(Items from a data source)

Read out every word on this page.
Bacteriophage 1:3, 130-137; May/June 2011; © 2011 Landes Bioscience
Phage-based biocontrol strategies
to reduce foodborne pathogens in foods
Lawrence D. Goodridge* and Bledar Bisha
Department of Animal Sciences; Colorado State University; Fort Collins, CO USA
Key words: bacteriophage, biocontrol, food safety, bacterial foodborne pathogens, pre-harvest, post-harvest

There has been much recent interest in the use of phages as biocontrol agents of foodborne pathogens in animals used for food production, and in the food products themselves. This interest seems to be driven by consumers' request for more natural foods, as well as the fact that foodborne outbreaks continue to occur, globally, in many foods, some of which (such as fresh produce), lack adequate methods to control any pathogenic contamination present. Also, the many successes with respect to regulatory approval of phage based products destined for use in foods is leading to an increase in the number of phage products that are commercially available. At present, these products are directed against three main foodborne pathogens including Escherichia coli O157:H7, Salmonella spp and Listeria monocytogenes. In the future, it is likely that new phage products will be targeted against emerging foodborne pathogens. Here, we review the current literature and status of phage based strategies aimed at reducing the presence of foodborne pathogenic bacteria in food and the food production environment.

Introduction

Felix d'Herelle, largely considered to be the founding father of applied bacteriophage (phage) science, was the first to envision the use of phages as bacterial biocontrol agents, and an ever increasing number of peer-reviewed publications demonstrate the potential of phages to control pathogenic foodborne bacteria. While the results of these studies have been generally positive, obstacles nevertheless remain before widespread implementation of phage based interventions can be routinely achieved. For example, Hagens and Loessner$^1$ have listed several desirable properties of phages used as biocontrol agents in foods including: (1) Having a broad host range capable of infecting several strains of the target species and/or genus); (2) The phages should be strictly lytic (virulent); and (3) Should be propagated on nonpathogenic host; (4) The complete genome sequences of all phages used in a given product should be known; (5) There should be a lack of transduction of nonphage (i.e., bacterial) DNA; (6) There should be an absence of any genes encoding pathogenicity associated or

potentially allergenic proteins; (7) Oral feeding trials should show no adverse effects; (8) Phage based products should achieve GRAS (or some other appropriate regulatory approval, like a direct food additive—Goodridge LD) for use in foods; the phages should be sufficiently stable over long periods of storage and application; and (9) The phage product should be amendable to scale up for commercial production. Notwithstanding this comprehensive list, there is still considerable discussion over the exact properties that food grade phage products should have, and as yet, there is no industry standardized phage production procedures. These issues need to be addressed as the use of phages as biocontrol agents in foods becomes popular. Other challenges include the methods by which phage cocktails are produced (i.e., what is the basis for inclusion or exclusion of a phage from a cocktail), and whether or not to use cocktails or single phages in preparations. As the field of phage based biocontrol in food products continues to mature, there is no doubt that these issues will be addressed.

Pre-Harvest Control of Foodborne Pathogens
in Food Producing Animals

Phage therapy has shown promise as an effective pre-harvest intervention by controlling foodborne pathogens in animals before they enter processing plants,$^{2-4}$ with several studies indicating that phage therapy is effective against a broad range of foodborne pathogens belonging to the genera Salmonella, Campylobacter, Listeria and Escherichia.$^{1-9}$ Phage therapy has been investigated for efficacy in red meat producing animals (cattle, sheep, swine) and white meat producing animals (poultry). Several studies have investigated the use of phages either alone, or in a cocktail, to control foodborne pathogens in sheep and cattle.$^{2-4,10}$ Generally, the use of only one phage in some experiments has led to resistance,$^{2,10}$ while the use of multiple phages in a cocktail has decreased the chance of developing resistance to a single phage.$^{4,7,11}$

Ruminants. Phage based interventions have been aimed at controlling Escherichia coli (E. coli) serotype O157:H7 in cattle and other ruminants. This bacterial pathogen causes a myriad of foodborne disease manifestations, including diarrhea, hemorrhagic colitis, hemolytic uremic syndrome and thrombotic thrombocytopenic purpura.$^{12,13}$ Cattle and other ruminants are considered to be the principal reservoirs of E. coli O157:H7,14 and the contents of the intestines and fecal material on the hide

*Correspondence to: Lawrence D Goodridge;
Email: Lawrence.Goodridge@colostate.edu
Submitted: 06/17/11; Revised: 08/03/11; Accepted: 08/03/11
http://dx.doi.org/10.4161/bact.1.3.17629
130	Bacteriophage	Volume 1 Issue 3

### WHAT YOU NEED TO DO
Output the records again in full. Keep every character as written.

### WORKED SOLUTION
Read out every word on this page.
Bacteriophage 1:3, 130-137; May/June 2011; © 2011 Landes Bioscience
Phage-based biocontrol strategies
to reduce foodborne pathogens in foods
Lawrence D. Goodridge* and Bledar Bisha
Department of Animal Sciences; Colorado State University; Fort Collins, CO USA
Key words: bacteriophage, biocontrol, food safety, bacterial foodborne pathogens, pre-harvest, post-harvest

There has been much recent interest in the use of phages as biocontrol agents of foodborne pathogens in animals used for food production, and in the food products themselves. This interest seems to be driven by consumers' request for more natural foods, as well as the fact that foodborne outbreaks continue to occur, globally, in many foods, some of which (such as fresh produce), lack adequate methods to control any pathogenic contamination present. Also, the many successes with respect to regulatory approval of phage based products destined for use in foods is leading to an increase in the number of phage products that are commercially available. At present, these products are directed against three main foodborne pathogens including Escherichia coli O157:H7, Salmonella spp and Listeria monocytogenes. In the future, it is likely that new phage products will be targeted against emerging foodborne pathogens. Here, we review the current literature and status of phage based strategies aimed at reducing the presence of foodborne pathogenic bacteria in food and the food production environment.

Introduction

Felix d'Herelle, largely considered to be the founding father of applied bacteriophage (phage) science, was the first to envision the use of phages as bacterial biocontrol agents, and an ever increasing number of peer-reviewed publications demonstrate the potential of phages to control pathogenic foodborne bacteria. While the results of these studies have been generally positive, obstacles nevertheless remain before widespread implementation of phage based interventions can be routinely achieved. For example, Hagens and Loessner$^1$ have listed several desirable properties of phages used as biocontrol agents in foods including: (1) Having a broad host range capable of infecting several strains of the target species and/or genus); (2) The phages should be strictly lytic (virulent); and (3) Should be propagated on nonpathogenic host; (4) The complete genome sequences of all phages used in a given product should be known; (5) There should be a lack of transduction of nonphage (i.e., bacterial) DNA; (6) There should be an absence of any genes encoding pathogenicity associated or

potentially allergenic proteins; (7) Oral feeding trials should show no adverse effects; (8) Phage based products should achieve GRAS (or some other appropriate regulatory approval, like a direct food additive—Goodridge LD) for use in foods; the phages should be sufficiently stable over long periods of storage and application; and (9) The phage product should be amendable to scale up for commercial production. Notwithstanding this comprehensive list, there is still considerable discussion over the exact properties that food grade phage products should have, and as yet, there is no industry standardized phage production procedures. These issues need to be addressed as the use of phages as biocontrol agents in foods becomes popular. Other challenges include the methods by which phage cocktails are produced (i.e., what is the basis for inclusion or exclusion of a phage from a cocktail), and whether or not to use cocktails or single phages in preparations. As the field of phage based biocontrol in food products continues to mature, there is no doubt that these issues will be addressed.

Pre-Harvest Control of Foodborne Pathogens
in Food Producing Animals

Phage therapy has shown promise as an effective pre-harvest intervention by controlling foodborne pathogens in animals before they enter processing plants,$^{2-4}$ with several studies indicating that phage therapy is effective against a broad range of foodborne pathogens belonging to the genera Salmonella, Campylobacter, Listeria and Escherichia.$^{1-9}$ Phage therapy has been investigated for efficacy in red meat producing animals (cattle, sheep, swine) and white meat producing animals (poultry). Several studies have investigated the use of phages either alone, or in a cocktail, to control foodborne pathogens in sheep and cattle.$^{2-4,10}$ Generally, the use of only one phage in some experiments has led to resistance,$^{2,10}$ while the use of multiple phages in a cocktail has decreased the chance of developing resistance to a single phage.$^{4,7,11}$

Ruminants. Phage based interventions have been aimed at controlling Escherichia coli (E. coli) serotype O157:H7 in cattle and other ruminants. This bacterial pathogen causes a myriad of foodborne disease manifestations, including diarrhea, hemorrhagic colitis, hemolytic uremic syndrome and thrombotic thrombocytopenic purpura.$^{12,13}$ Cattle and other ruminants are considered to be the principal reservoirs of E. coli O157:H7,14 and the contents of the intestines and fecal material on the hide

*Correspondence to: Lawrence D Goodridge;
Email: Lawrence.Goodridge@colostate.edu
Submitted: 06/17/11; Revised: 08/03/11; Accepted: 08/03/11
http://dx.doi.org/10.4161/bact.1.3.17629
130	Bacteriophage	Volume 1 Issue 3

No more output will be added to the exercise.